Even when we witnessed this abhorrent behavior all through the Obama years, both at street level and where it hurt society writ large (talking to you, Mitch McConnell, you criminal sleazebucket), it didn't register how truly threatening and pernicious the cancer of small minds was. The carcinogen had already taken root and metastasized all through the Republican party. That was evident all the way back to George W. Bush and Dick Cheney and seen daily with McConnell, Sarah Palin, Paul Ryan, Michelle Bachman, et.al. Yet the significance still didn't penetrate through our illusion of safety, because we believed—not even with conscious thought, we simply took for granted—that the laws and egalitarian principles of the United States, however lacking in certain areas, were strong and there to protect us.
But the cancer of small minds ultimately gave us President von Clownstick. And he and his Russian masters will—if not stopped very, very soon—literally destroy those laws and principles and then all bets are off. It is really and truly time, if not to panic, then to scream loudly and often.
There's a problem with that, though, and it's a problem the cancer-ridden Republican party has deliberately created and nurtured with either long-term calculated planning or dumb luck. They've peppered the media and culture for years with enough whacko conspiracy theories and tin-foil-hat level nutjobbery—Alex Jones, birtherism, Whitewater murder stories, "pizzagate," etc., etc.—that we have two major problems: One, society is numb to the absurdity of prominent figures and public officials saying ridiculously false things, from the more abstract tax-cuts-will-pay-for-themselves to the visceral everyone-seeking-asylum-is-from-MS13, and thus presenting such poses no consequence to the liar; and two, the crazy from the political right was delivered in ways designed to stir fear, to panic the listener, and was always, of course, too stupid to take seriously and deserved to be mocked. Because of that, when the political left, now, is correctly saying what I'm saying here, that we're in severe danger of descending into fascism because of what the Trump Administration is doing, it presents in a similar fashion—not because we want to instill fear and cause panic with what we say, but because we are afraid and panicked because of what the right-wingers have done. But that's not a distinction that penetrates to many. Thanks to Republican manipulation and deliberate spread of the cancer, we live in a society in which false equivalences are accepted.

## Work to complete
a) Print everything in the essay from "Even when we" down to "to protect us.".
b) In the essay, which two figures mark how far back the spread through the Republican party was evident?
The records come from a separate source and are unrelated to the essay.

## Records shown
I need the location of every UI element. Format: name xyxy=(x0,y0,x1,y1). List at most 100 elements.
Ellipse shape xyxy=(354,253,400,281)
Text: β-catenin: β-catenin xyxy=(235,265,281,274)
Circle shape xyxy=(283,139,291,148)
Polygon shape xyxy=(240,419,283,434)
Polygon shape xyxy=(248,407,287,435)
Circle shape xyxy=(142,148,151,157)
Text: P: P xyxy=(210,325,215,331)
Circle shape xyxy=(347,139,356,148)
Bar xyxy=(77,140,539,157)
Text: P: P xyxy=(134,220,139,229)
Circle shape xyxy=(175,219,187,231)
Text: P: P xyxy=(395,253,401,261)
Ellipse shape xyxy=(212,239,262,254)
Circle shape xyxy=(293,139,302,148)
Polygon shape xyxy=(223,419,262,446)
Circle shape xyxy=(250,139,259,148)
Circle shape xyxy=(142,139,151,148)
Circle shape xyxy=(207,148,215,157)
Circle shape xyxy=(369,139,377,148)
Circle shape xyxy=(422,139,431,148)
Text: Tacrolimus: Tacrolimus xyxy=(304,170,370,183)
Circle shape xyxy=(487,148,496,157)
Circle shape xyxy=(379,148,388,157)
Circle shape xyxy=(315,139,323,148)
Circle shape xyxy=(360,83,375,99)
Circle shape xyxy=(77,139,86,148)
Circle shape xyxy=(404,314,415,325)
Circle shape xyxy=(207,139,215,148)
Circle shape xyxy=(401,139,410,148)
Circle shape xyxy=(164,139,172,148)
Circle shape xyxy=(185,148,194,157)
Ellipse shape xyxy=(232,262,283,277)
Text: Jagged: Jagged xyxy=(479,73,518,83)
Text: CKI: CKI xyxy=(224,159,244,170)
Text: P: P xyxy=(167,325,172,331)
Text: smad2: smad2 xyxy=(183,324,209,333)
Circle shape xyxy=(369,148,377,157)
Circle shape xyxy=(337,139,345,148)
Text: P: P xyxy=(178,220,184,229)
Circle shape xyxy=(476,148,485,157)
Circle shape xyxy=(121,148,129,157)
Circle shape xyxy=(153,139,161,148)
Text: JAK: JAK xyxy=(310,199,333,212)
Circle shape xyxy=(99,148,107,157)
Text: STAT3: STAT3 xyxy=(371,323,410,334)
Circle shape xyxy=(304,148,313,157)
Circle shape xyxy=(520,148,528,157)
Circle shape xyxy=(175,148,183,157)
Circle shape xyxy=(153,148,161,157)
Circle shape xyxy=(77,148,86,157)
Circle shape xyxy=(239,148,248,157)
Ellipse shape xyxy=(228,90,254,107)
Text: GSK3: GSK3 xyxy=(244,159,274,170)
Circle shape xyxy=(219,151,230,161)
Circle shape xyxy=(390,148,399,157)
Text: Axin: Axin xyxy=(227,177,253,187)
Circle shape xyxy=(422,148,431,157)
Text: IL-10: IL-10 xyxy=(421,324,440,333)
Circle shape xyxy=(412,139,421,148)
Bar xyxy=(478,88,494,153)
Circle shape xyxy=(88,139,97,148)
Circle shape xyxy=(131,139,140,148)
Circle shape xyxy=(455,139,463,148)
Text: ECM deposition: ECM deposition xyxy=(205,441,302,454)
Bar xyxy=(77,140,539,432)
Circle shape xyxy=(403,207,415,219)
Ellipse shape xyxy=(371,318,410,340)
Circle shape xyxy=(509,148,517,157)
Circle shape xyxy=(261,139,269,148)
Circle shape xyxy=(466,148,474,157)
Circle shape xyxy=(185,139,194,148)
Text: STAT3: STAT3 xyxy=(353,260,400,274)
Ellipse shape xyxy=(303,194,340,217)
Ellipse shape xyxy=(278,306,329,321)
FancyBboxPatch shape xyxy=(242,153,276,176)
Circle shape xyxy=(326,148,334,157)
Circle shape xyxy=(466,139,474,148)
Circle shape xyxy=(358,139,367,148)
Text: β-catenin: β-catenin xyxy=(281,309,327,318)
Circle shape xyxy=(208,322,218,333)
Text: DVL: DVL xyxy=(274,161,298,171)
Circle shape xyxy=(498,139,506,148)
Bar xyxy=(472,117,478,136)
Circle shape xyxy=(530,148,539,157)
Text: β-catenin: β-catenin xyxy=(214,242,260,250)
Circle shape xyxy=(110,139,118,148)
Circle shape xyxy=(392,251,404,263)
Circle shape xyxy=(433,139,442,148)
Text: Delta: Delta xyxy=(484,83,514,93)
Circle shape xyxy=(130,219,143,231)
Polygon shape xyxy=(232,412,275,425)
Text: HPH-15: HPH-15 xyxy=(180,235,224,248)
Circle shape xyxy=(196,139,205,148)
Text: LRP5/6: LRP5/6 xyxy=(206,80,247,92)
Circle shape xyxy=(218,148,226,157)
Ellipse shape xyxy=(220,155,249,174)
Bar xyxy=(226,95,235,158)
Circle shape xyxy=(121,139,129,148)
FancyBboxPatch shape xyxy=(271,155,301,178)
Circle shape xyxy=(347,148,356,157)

## Responses in order
a)
Even when we witnessed this abhorrent behavior all through the Obama years, both at street level and where it hurt society writ large (talking to you, Mitch McConnell, you criminal sleazebucket), it didn't register how truly threatening and pernicious the cancer of small minds was. The carcinogen had already taken root and metastasized all through the Republican party. That was evident all the way back to George W. Bush and Dick Cheney and seen daily with McConnell, Sarah Palin, Paul Ryan, Michelle Bachman, et.al. Yet the significance still didn't penetrate through our illusion of safety, because we believed—not even with conscious thought, we simply took for granted—that the laws and egalitarian principles of the United States, however lacking in certain areas, were strong and there to protect us.

b) George W. Bush and Dick Cheney.